◆ Material shown

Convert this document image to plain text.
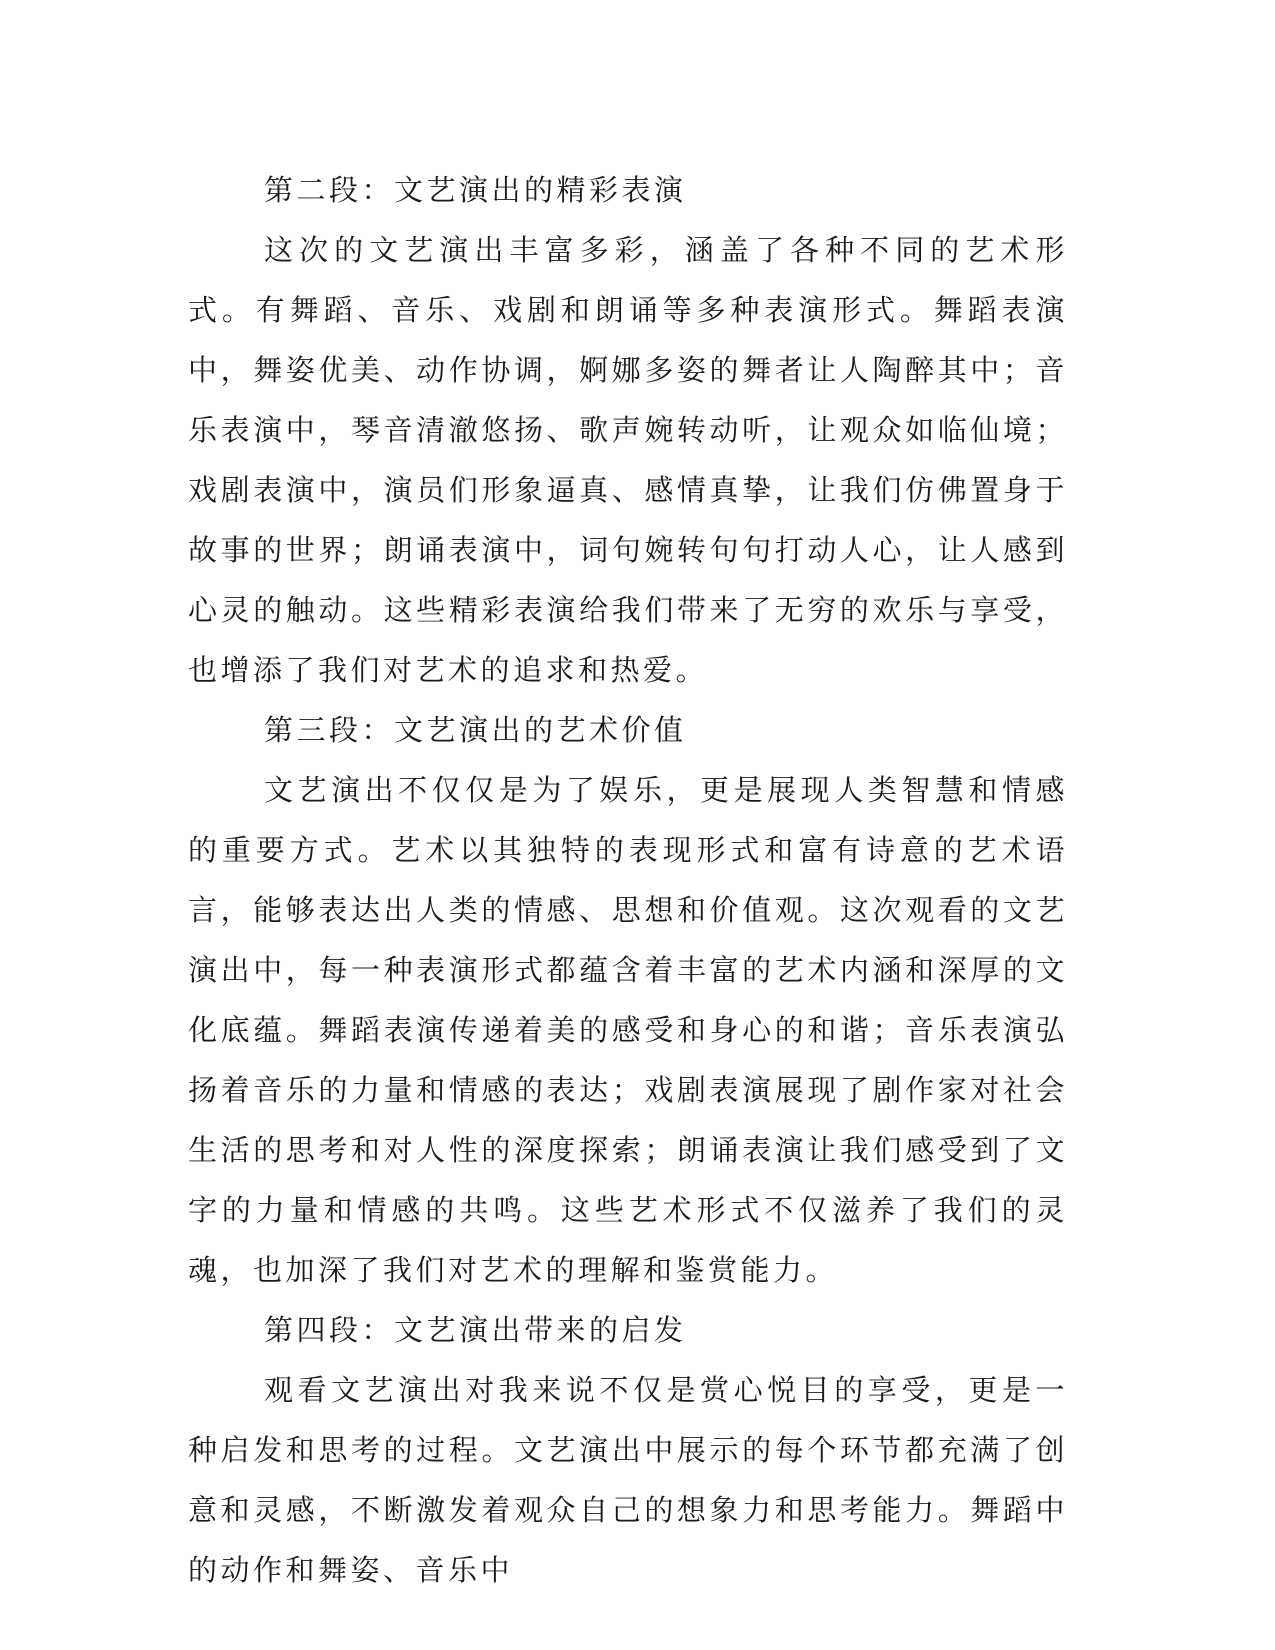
第二段：文艺演出的精彩表演

这次的文艺演出丰富多彩，涵盖了各种不同的艺术形式。有舞蹈、音乐、戏剧和朗诵等多种表演形式。舞蹈表演中，舞姿优美、动作协调，婀娜多姿的舞者让人陶醉其中；音乐表演中，琴音清澈悠扬、歌声婉转动听，让观众如临仙境；戏剧表演中，演员们形象逼真、感情真挚，让我们仿佛置身于故事的世界；朗诵表演中，词句婉转句句打动人心，让人感到心灵的触动。这些精彩表演给我们带来了无穷的欢乐与享受，也增添了我们对艺术的追求和热爱。

第三段：文艺演出的艺术价值

文艺演出不仅仅是为了娱乐，更是展现人类智慧和情感的重要方式。艺术以其独特的表现形式和富有诗意的艺术语言，能够表达出人类的情感、思想和价值观。这次观看的文艺演出中，每一种表演形式都蕴含着丰富的艺术内涵和深厚的文化底蕴。舞蹈表演传递着美的感受和身心的和谐；音乐表演弘扬着音乐的力量和情感的表达；戏剧表演展现了剧作家对社会生活的思考和对人性的深度探索；朗诵表演让我们感受到了文字的力量和情感的共鸣。这些艺术形式不仅滋养了我们的灵魂，也加深了我们对艺术的理解和鉴赏能力。

第四段：文艺演出带来的启发

观看文艺演出对我来说不仅是赏心悦目的享受，更是一种启发和思考的过程。文艺演出中展示的每个环节都充满了创意和灵感，不断激发着观众自己的想象力和思考能力。舞蹈中的动作和舞姿、音乐中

◆ What you have to do
All of the entries need to be transcribed word for word; pictures are left out.

◆ Task answer
Convert this document image to plain text.
第二段：文艺演出的精彩表演

这次的文艺演出丰富多彩，涵盖了各种不同的艺术形式。有舞蹈、音乐、戏剧和朗诵等多种表演形式。舞蹈表演中，舞姿优美、动作协调，婀娜多姿的舞者让人陶醉其中；音乐表演中，琴音清澈悠扬、歌声婉转动听，让观众如临仙境；戏剧表演中，演员们形象逼真、感情真挚，让我们仿佛置身于故事的世界；朗诵表演中，词句婉转句句打动人心，让人感到心灵的触动。这些精彩表演给我们带来了无穷的欢乐与享受，也增添了我们对艺术的追求和热爱。

第三段：文艺演出的艺术价值

文艺演出不仅仅是为了娱乐，更是展现人类智慧和情感的重要方式。艺术以其独特的表现形式和富有诗意的艺术语言，能够表达出人类的情感、思想和价值观。这次观看的文艺演出中，每一种表演形式都蕴含着丰富的艺术内涵和深厚的文化底蕴。舞蹈表演传递着美的感受和身心的和谐；音乐表演弘扬着音乐的力量和情感的表达；戏剧表演展现了剧作家对社会生活的思考和对人性的深度探索；朗诵表演让我们感受到了文字的力量和情感的共鸣。这些艺术形式不仅滋养了我们的灵魂，也加深了我们对艺术的理解和鉴赏能力。

第四段：文艺演出带来的启发

观看文艺演出对我来说不仅是赏心悦目的享受，更是一种启发和思考的过程。文艺演出中展示的每个环节都充满了创意和灵感，不断激发着观众自己的想象力和思考能力。舞蹈中的动作和舞姿、音乐中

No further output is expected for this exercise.